▶ [STATED EXERCISE]
Please give the listing again in its entirety, exactly as written.

▶ [TASK INPUTS]
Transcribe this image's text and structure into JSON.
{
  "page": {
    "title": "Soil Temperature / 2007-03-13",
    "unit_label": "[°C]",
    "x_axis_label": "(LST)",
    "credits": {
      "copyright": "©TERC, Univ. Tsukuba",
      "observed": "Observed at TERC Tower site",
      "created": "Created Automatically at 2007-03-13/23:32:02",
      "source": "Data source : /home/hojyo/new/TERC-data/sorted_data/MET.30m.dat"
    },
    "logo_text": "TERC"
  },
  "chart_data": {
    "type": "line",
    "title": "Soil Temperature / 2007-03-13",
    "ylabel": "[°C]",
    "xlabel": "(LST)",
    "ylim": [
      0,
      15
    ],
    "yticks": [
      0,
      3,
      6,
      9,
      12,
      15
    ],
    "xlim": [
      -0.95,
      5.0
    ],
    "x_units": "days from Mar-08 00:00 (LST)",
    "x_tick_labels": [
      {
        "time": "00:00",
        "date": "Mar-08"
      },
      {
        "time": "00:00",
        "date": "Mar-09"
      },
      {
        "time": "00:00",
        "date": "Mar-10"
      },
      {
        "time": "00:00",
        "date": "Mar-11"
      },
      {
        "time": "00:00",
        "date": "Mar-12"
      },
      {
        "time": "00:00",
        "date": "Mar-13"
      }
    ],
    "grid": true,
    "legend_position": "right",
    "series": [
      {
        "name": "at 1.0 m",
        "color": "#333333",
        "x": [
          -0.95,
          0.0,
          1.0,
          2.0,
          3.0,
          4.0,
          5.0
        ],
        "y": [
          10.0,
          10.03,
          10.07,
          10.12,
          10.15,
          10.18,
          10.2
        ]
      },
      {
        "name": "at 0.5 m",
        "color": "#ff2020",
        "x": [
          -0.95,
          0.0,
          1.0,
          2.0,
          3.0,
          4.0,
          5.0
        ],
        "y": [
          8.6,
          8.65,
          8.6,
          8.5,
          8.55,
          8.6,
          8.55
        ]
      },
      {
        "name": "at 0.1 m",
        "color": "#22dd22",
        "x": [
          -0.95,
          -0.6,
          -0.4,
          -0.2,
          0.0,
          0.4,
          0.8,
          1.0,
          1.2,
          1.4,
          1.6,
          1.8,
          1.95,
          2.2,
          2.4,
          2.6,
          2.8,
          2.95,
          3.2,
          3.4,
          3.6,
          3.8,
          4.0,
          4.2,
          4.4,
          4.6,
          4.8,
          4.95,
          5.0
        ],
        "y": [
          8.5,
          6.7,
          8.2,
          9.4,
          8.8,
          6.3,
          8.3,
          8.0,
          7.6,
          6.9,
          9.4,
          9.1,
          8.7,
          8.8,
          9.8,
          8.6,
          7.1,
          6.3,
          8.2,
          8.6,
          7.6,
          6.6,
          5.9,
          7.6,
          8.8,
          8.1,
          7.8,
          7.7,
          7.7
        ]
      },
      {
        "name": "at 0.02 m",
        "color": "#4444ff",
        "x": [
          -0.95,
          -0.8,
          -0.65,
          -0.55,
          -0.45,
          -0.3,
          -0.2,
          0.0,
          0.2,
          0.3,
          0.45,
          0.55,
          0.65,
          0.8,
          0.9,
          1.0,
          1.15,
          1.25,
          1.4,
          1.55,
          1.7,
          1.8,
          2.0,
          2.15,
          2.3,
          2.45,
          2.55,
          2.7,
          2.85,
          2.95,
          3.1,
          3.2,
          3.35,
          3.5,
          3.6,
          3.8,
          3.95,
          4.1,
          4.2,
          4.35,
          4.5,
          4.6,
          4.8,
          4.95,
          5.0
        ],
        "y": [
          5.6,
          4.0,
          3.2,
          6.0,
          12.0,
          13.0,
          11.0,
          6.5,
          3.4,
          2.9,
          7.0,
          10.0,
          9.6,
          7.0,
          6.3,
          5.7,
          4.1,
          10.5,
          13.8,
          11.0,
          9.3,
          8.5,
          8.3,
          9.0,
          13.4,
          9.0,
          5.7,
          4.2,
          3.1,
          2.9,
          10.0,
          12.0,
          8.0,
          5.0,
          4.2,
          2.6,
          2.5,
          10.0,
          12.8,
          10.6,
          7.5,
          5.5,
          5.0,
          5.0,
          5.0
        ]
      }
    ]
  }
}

▶ [TASK ANSWER]
Transcribe this image's text and structure into JSON.
{
  "page": {
    "title": "Soil Temperature / 2007-03-13",
    "unit_label": "[°C]",
    "x_axis_label": "(LST)",
    "credits": {
      "copyright": "©TERC, Univ. Tsukuba",
      "observed": "Observed at TERC Tower site",
      "created": "Created Automatically at 2007-03-13/23:32:02",
      "source": "Data source : /home/hojyo/new/TERC-data/sorted_data/MET.30m.dat"
    },
    "logo_text": "TERC"
  },
  "chart_data": {
    "type": "line",
    "title": "Soil Temperature / 2007-03-13",
    "ylabel": "[°C]",
    "xlabel": "(LST)",
    "ylim": [
      0,
      15
    ],
    "yticks": [
      0,
      3,
      6,
      9,
      12,
      15
    ],
    "xlim": [
      -0.95,
      5.0
    ],
    "x_units": "days from Mar-08 00:00 (LST)",
    "x_tick_labels": [
      {
        "time": "00:00",
        "date": "Mar-08"
      },
      {
        "time": "00:00",
        "date": "Mar-09"
      },
      {
        "time": "00:00",
        "date": "Mar-10"
      },
      {
        "time": "00:00",
        "date": "Mar-11"
      },
      {
        "time": "00:00",
        "date": "Mar-12"
      },
      {
        "time": "00:00",
        "date": "Mar-13"
      }
    ],
    "grid": true,
    "legend_position": "right",
    "series": [
      {
        "name": "at 1.0 m",
        "color": "#333333",
        "x": [
          -0.95,
          0.0,
          1.0,
          2.0,
          3.0,
          4.0,
          5.0
        ],
        "y": [
          10.0,
          10.03,
          10.07,
          10.12,
          10.15,
          10.18,
          10.2
        ]
      },
      {
        "name": "at 0.5 m",
        "color": "#ff2020",
        "x": [
          -0.95,
          0.0,
          1.0,
          2.0,
          3.0,
          4.0,
          5.0
        ],
        "y": [
          8.6,
          8.65,
          8.6,
          8.5,
          8.55,
          8.6,
          8.55
        ]
      },
      {
        "name": "at 0.1 m",
        "color": "#22dd22",
        "x": [
          -0.95,
          -0.6,
          -0.4,
          -0.2,
          0.0,
          0.4,
          0.8,
          1.0,
          1.2,
          1.4,
          1.6,
          1.8,
          1.95,
          2.2,
          2.4,
          2.6,
          2.8,
          2.95,
          3.2,
          3.4,
          3.6,
          3.8,
          4.0,
          4.2,
          4.4,
          4.6,
          4.8,
          4.95,
          5.0
        ],
        "y": [
          8.5,
          6.7,
          8.2,
          9.4,
          8.8,
          6.3,
          8.3,
          8.0,
          7.6,
          6.9,
          9.4,
          9.1,
          8.7,
          8.8,
          9.8,
          8.6,
          7.1,
          6.3,
          8.2,
          8.6,
          7.6,
          6.6,
          5.9,
          7.6,
          8.8,
          8.1,
          7.8,
          7.7,
          7.7
        ]
      },
      {
        "name": "at 0.02 m",
        "color": "#4444ff",
        "x": [
          -0.95,
          -0.8,
          -0.65,
          -0.55,
          -0.45,
          -0.3,
          -0.2,
          0.0,
          0.2,
          0.3,
          0.45,
          0.55,
          0.65,
          0.8,
          0.9,
          1.0,
          1.15,
          1.25,
          1.4,
          1.55,
          1.7,
          1.8,
          2.0,
          2.15,
          2.3,
          2.45,
          2.55,
          2.7,
          2.85,
          2.95,
          3.1,
          3.2,
          3.35,
          3.5,
          3.6,
          3.8,
          3.95,
          4.1,
          4.2,
          4.35,
          4.5,
          4.6,
          4.8,
          4.95,
          5.0
        ],
        "y": [
          5.6,
          4.0,
          3.2,
          6.0,
          12.0,
          13.0,
          11.0,
          6.5,
          3.4,
          2.9,
          7.0,
          10.0,
          9.6,
          7.0,
          6.3,
          5.7,
          4.1,
          10.5,
          13.8,
          11.0,
          9.3,
          8.5,
          8.3,
          9.0,
          13.4,
          9.0,
          5.7,
          4.2,
          3.1,
          2.9,
          10.0,
          12.0,
          8.0,
          5.0,
          4.2,
          2.6,
          2.5,
          10.0,
          12.8,
          10.6,
          7.5,
          5.5,
          5.0,
          5.0,
          5.0
        ]
      }
    ]
  }
}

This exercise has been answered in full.